WHAT THE TASK ASKS: Duplicate the entire listing below, reproducing every line without any change.

Stored data entries:
-- BEGIN --

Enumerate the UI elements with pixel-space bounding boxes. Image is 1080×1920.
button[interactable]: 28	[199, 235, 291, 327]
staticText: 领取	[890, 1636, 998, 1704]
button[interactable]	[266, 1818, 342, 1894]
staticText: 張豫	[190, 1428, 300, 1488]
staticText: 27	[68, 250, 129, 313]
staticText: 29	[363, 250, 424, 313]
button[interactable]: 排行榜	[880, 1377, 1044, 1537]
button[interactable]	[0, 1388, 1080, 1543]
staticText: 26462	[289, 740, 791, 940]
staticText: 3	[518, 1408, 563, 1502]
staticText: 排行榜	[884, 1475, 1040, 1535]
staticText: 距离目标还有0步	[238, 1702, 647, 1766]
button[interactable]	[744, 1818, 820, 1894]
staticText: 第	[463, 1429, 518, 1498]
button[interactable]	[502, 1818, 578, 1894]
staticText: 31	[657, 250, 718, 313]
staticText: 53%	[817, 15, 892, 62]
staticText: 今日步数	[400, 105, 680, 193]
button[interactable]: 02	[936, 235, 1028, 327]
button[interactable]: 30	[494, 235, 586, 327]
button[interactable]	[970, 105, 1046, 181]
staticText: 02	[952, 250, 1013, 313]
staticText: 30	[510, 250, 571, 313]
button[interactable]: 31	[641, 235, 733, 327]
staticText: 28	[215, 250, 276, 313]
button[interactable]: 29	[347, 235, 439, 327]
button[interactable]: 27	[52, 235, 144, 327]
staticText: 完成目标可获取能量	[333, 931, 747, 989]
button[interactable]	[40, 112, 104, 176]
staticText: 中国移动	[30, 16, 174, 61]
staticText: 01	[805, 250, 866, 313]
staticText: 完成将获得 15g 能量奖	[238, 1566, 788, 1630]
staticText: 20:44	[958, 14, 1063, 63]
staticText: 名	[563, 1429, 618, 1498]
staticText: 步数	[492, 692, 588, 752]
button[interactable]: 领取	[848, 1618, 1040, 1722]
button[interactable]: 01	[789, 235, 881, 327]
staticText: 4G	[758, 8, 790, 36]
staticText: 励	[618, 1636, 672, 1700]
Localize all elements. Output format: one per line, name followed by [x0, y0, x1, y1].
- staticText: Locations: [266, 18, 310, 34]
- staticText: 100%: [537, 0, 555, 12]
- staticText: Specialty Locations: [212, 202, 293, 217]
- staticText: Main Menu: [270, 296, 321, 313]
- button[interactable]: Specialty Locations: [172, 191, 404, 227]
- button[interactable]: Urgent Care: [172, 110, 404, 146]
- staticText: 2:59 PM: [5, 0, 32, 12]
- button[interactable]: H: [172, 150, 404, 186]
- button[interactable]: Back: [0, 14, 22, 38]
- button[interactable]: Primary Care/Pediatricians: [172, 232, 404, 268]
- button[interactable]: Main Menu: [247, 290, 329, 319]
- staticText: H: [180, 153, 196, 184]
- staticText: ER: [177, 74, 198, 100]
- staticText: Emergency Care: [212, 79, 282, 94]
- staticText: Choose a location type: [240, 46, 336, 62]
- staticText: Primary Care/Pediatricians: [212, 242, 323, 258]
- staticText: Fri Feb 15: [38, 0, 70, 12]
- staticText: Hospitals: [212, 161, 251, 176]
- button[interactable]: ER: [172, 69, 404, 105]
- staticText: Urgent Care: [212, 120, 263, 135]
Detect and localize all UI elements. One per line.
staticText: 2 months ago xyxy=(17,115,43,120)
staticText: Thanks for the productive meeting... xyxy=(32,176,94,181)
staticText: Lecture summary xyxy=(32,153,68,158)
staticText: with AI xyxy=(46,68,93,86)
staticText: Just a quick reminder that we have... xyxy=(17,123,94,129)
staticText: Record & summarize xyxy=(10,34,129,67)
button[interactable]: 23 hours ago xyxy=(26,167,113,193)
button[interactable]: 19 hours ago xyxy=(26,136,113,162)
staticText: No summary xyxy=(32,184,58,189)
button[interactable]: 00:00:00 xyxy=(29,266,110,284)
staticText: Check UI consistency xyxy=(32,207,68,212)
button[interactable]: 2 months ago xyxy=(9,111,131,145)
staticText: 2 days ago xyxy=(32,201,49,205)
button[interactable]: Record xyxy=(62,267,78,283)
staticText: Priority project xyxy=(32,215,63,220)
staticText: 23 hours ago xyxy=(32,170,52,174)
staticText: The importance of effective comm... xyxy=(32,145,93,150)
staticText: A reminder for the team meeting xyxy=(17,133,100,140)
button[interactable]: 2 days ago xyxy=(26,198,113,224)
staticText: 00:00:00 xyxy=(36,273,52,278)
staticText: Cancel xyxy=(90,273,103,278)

-- END --

WRITTEN ANSWER:
Enumerate the UI elements with pixel-space bounding boxes. Image is 1080×1920.
button[interactable]: 28	[199, 235, 291, 327]
staticText: 领取	[890, 1636, 998, 1704]
button[interactable]	[266, 1818, 342, 1894]
staticText: 張豫	[190, 1428, 300, 1488]
staticText: 27	[68, 250, 129, 313]
staticText: 29	[363, 250, 424, 313]
button[interactable]: 排行榜	[880, 1377, 1044, 1537]
button[interactable]	[0, 1388, 1080, 1543]
staticText: 26462	[289, 740, 791, 940]
staticText: 3	[518, 1408, 563, 1502]
staticText: 排行榜	[884, 1475, 1040, 1535]
staticText: 距离目标还有0步	[238, 1702, 647, 1766]
button[interactable]	[744, 1818, 820, 1894]
staticText: 第	[463, 1429, 518, 1498]
button[interactable]	[502, 1818, 578, 1894]
staticText: 31	[657, 250, 718, 313]
staticText: 53%	[817, 15, 892, 62]
staticText: 今日步数	[400, 105, 680, 193]
button[interactable]: 02	[936, 235, 1028, 327]
button[interactable]: 30	[494, 235, 586, 327]
button[interactable]	[970, 105, 1046, 181]
staticText: 02	[952, 250, 1013, 313]
staticText: 30	[510, 250, 571, 313]
button[interactable]: 31	[641, 235, 733, 327]
staticText: 28	[215, 250, 276, 313]
button[interactable]: 29	[347, 235, 439, 327]
button[interactable]: 27	[52, 235, 144, 327]
staticText: 完成目标可获取能量	[333, 931, 747, 989]
button[interactable]	[40, 112, 104, 176]
staticText: 中国移动	[30, 16, 174, 61]
staticText: 01	[805, 250, 866, 313]
staticText: 完成将获得 15g 能量奖	[238, 1566, 788, 1630]
staticText: 20:44	[958, 14, 1063, 63]
staticText: 名	[563, 1429, 618, 1498]
staticText: 步数	[492, 692, 588, 752]
button[interactable]: 领取	[848, 1618, 1040, 1722]
button[interactable]: 01	[789, 235, 881, 327]
staticText: 4G	[758, 8, 790, 36]
staticText: 励	[618, 1636, 672, 1700]
Localize all elements. Output format: one per line, name followed by [x0, y0, x1, y1].
- staticText: Locations: [266, 18, 310, 34]
- staticText: 100%: [537, 0, 555, 12]
- staticText: Specialty Locations: [212, 202, 293, 217]
- staticText: Main Menu: [270, 296, 321, 313]
- button[interactable]: Specialty Locations: [172, 191, 404, 227]
- button[interactable]: Urgent Care: [172, 110, 404, 146]
- staticText: 2:59 PM: [5, 0, 32, 12]
- button[interactable]: H: [172, 150, 404, 186]
- button[interactable]: Back: [0, 14, 22, 38]
- button[interactable]: Primary Care/Pediatricians: [172, 232, 404, 268]
- button[interactable]: Main Menu: [247, 290, 329, 319]
- staticText: H: [180, 153, 196, 184]
- staticText: ER: [177, 74, 198, 100]
- staticText: Emergency Care: [212, 79, 282, 94]
- staticText: Choose a location type: [240, 46, 336, 62]
- staticText: Primary Care/Pediatricians: [212, 242, 323, 258]
- staticText: Fri Feb 15: [38, 0, 70, 12]
- staticText: Hospitals: [212, 161, 251, 176]
- button[interactable]: ER: [172, 69, 404, 105]
- staticText: Urgent Care: [212, 120, 263, 135]
Detect and localize all UI elements. One per line.
staticText: 2 months ago xyxy=(17,115,43,120)
staticText: Thanks for the productive meeting... xyxy=(32,176,94,181)
staticText: Lecture summary xyxy=(32,153,68,158)
staticText: with AI xyxy=(46,68,93,86)
staticText: Just a quick reminder that we have... xyxy=(17,123,94,129)
staticText: Record & summarize xyxy=(10,34,129,67)
button[interactable]: 23 hours ago xyxy=(26,167,113,193)
button[interactable]: 19 hours ago xyxy=(26,136,113,162)
staticText: No summary xyxy=(32,184,58,189)
button[interactable]: 00:00:00 xyxy=(29,266,110,284)
staticText: Check UI consistency xyxy=(32,207,68,212)
button[interactable]: 2 months ago xyxy=(9,111,131,145)
staticText: 2 days ago xyxy=(32,201,49,205)
button[interactable]: Record xyxy=(62,267,78,283)
staticText: Priority project xyxy=(32,215,63,220)
staticText: 23 hours ago xyxy=(32,170,52,174)
staticText: The importance of effective comm... xyxy=(32,145,93,150)
staticText: A reminder for the team meeting xyxy=(17,133,100,140)
button[interactable]: 2 days ago xyxy=(26,198,113,224)
staticText: 00:00:00 xyxy=(36,273,52,278)
staticText: Cancel xyxy=(90,273,103,278)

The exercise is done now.